## [SET TASK]
From the entries below, please gather each line containing the string "жизни".
######
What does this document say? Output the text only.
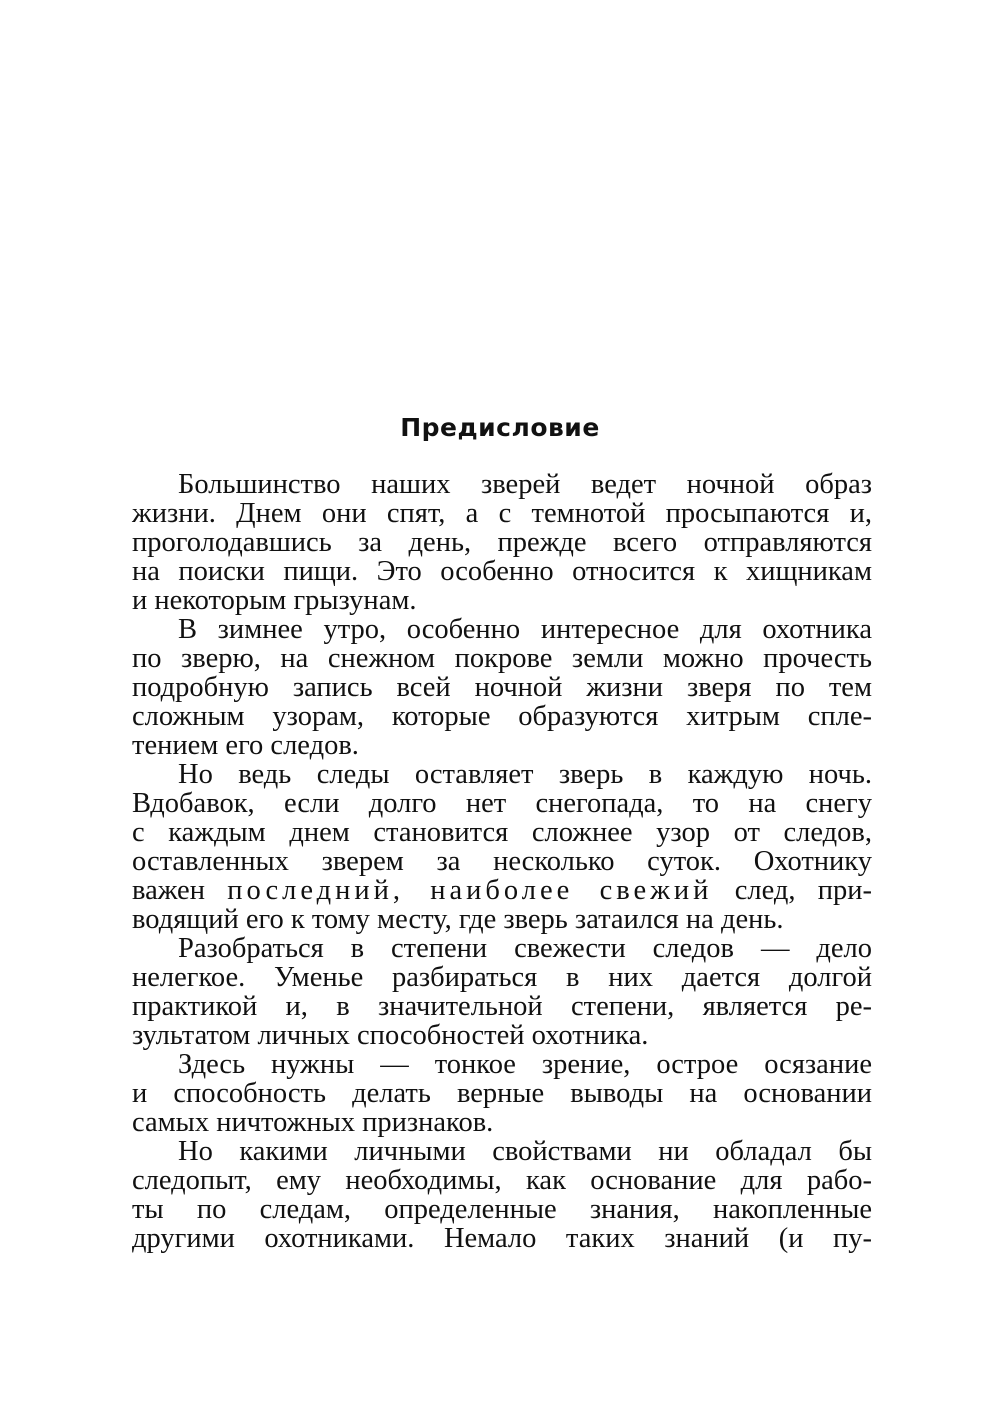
Предисловие
Большинство наших зверей ведет ночной образ
жизни. Днем они спят, а с темнотой просыпаются и,
проголодавшись за день, прежде всего отправляются
на поиски пищи. Это особенно относится к хищникам
и некоторым грызунам.
В зимнее утро, особенно интересное для охотника
по зверю, на снежном покрове земли можно прочесть
подробную запись всей ночной жизни зверя по тем
сложным узорам, которые образуются хитрым спле-
тением его следов.
Но ведь следы оставляет зверь в каждую ночь.
Вдобавок, если долго нет снегопада, то на снегу
с каждым днем становится сложнее узор от следов,
оставленных зверем за несколько суток. Охотнику
важен последний, наиболее свежий след, при-
водящий его к тому месту, где зверь затаился на день.
Разобраться в степени свежести следов — дело
нелегкое. Уменье разбираться в них дается долгой
практикой и, в значительной степени, является ре-
зультатом личных способностей охотника.
Здесь нужны — тонкое зрение, острое осязание
и способность делать верные выводы на основании
самых ничтожных признаков.
Но какими личными свойствами ни обладал бы
следопыт, ему необходимы, как основание для рабо-
ты по следам, определенные знания, накопленные
другими охотниками. Немало таких знаний (и пу-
######
## [EXERCISE ANSWER]
жизни. Днем они спят, а с темнотой просыпаются и,
подробную запись всей ночной жизни зверя по тем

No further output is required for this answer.